■ **What the task asks**
Leave out the pictures and repeat every record exactly.

==================================================

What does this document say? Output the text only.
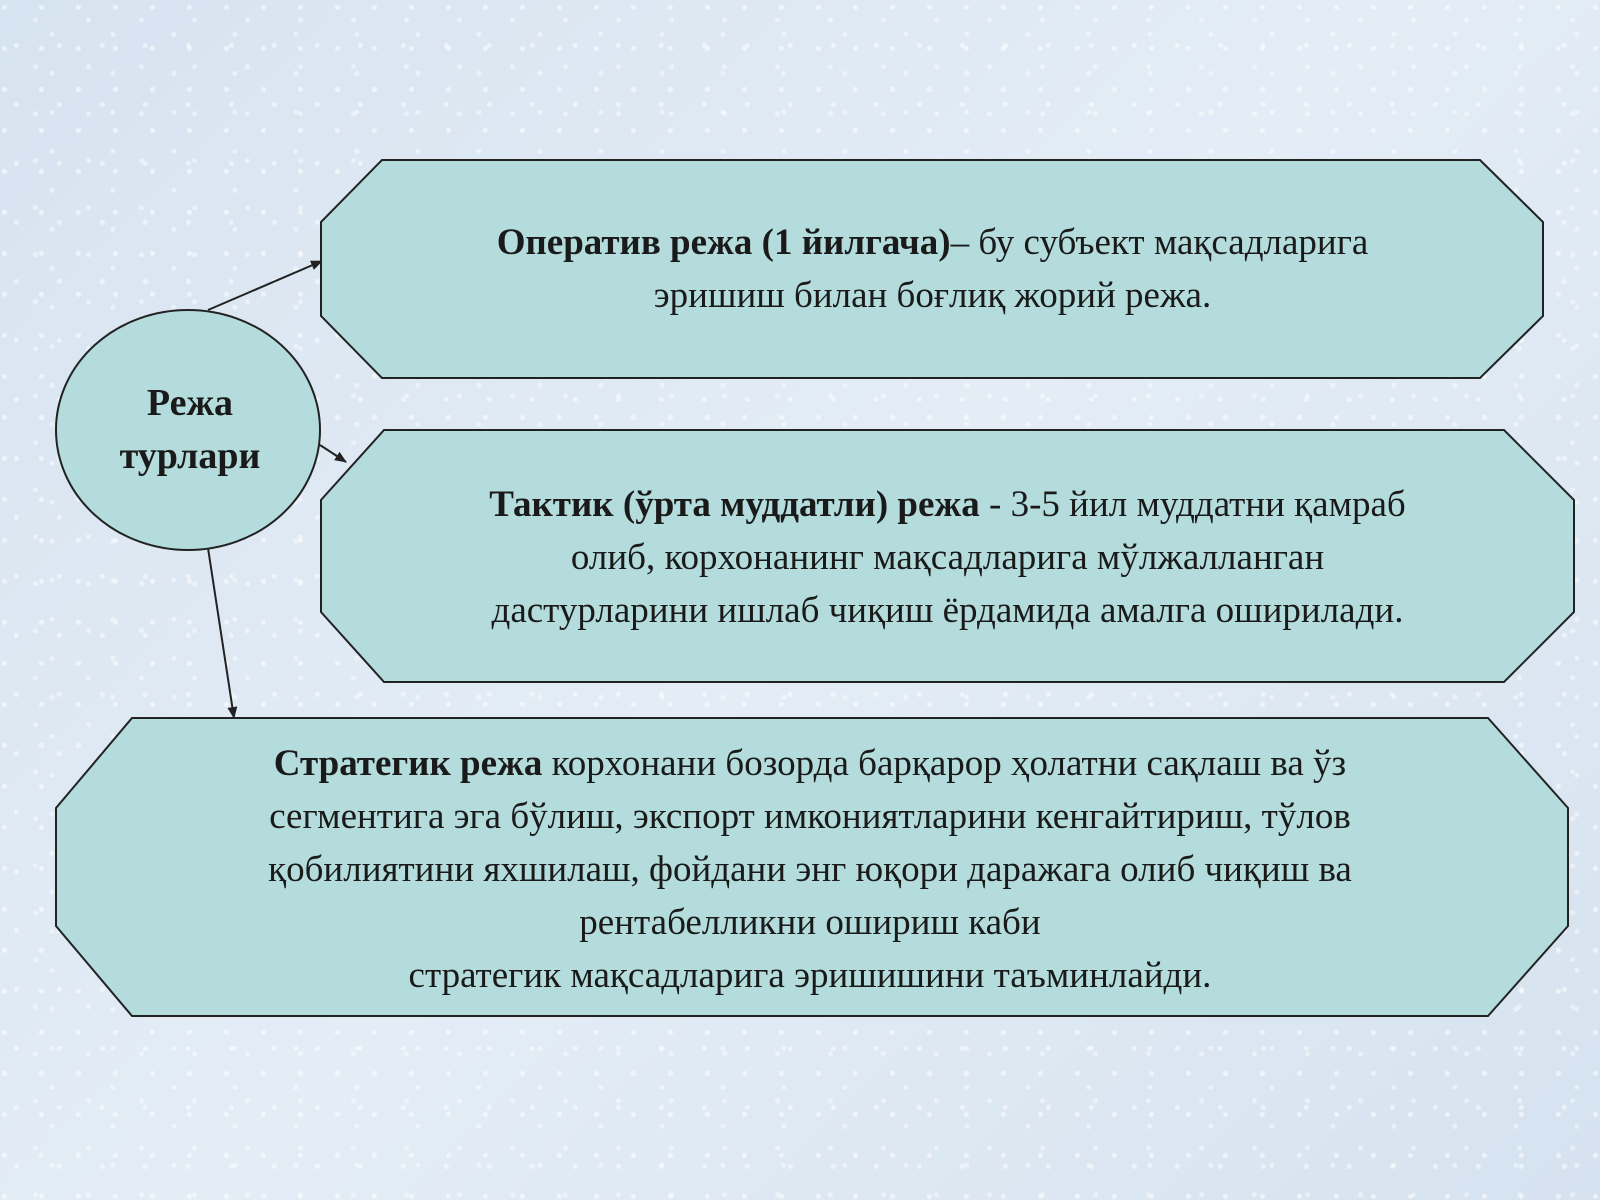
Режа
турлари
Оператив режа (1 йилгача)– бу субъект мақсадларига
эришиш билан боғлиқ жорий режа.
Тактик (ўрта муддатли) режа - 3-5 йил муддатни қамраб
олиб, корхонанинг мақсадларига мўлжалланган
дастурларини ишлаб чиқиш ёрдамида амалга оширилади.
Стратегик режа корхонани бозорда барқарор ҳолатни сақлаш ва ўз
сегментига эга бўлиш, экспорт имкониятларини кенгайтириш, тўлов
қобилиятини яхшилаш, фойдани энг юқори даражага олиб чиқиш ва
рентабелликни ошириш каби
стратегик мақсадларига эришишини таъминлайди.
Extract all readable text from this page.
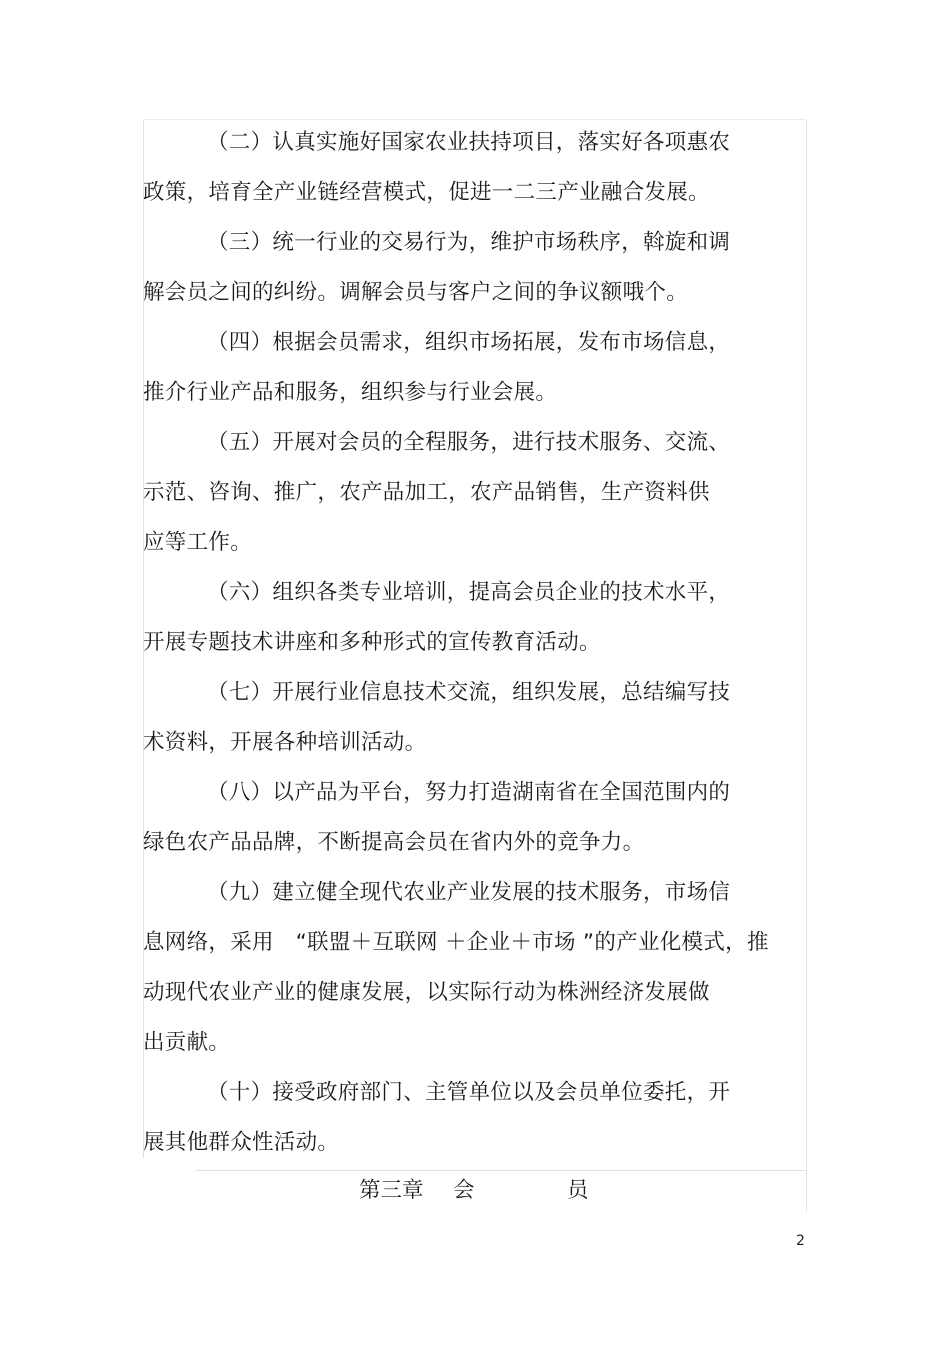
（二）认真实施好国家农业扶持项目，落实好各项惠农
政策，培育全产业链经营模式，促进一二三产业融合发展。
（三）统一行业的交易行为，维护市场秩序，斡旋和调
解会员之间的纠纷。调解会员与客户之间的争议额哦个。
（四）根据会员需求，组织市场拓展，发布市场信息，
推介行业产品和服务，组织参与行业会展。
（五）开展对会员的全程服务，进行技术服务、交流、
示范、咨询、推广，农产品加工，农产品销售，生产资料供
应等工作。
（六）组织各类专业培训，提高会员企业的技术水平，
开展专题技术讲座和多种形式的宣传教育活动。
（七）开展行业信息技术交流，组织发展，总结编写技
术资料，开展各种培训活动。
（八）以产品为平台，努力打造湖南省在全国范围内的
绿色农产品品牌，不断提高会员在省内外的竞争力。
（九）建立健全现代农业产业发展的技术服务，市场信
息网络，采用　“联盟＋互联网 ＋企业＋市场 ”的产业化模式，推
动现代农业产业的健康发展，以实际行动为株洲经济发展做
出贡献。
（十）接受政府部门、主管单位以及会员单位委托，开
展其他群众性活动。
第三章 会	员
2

==================================================

■ **Task solution**
What does this document say? Output the text only.
Режа
турлари
Оператив режа (1 йилгача)– бу субъект мақсадларига
эришиш билан боғлиқ жорий режа.
Тактик (ўрта муддатли) режа - 3-5 йил муддатни қамраб
олиб, корхонанинг мақсадларига мўлжалланган
дастурларини ишлаб чиқиш ёрдамида амалга оширилади.
Стратегик режа корхонани бозорда барқарор ҳолатни сақлаш ва ўз
сегментига эга бўлиш, экспорт имкониятларини кенгайтириш, тўлов
қобилиятини яхшилаш, фойдани энг юқори даражага олиб чиқиш ва
рентабелликни ошириш каби
стратегик мақсадларига эришишини таъминлайди.
Extract all readable text from this page.
（二）认真实施好国家农业扶持项目，落实好各项惠农
政策，培育全产业链经营模式，促进一二三产业融合发展。
（三）统一行业的交易行为，维护市场秩序，斡旋和调
解会员之间的纠纷。调解会员与客户之间的争议额哦个。
（四）根据会员需求，组织市场拓展，发布市场信息，
推介行业产品和服务，组织参与行业会展。
（五）开展对会员的全程服务，进行技术服务、交流、
示范、咨询、推广，农产品加工，农产品销售，生产资料供
应等工作。
（六）组织各类专业培训，提高会员企业的技术水平，
开展专题技术讲座和多种形式的宣传教育活动。
（七）开展行业信息技术交流，组织发展，总结编写技
术资料，开展各种培训活动。
（八）以产品为平台，努力打造湖南省在全国范围内的
绿色农产品品牌，不断提高会员在省内外的竞争力。
（九）建立健全现代农业产业发展的技术服务，市场信
息网络，采用　“联盟＋互联网 ＋企业＋市场 ”的产业化模式，推
动现代农业产业的健康发展，以实际行动为株洲经济发展做
出贡献。
（十）接受政府部门、主管单位以及会员单位委托，开
展其他群众性活动。
第三章 会	员
2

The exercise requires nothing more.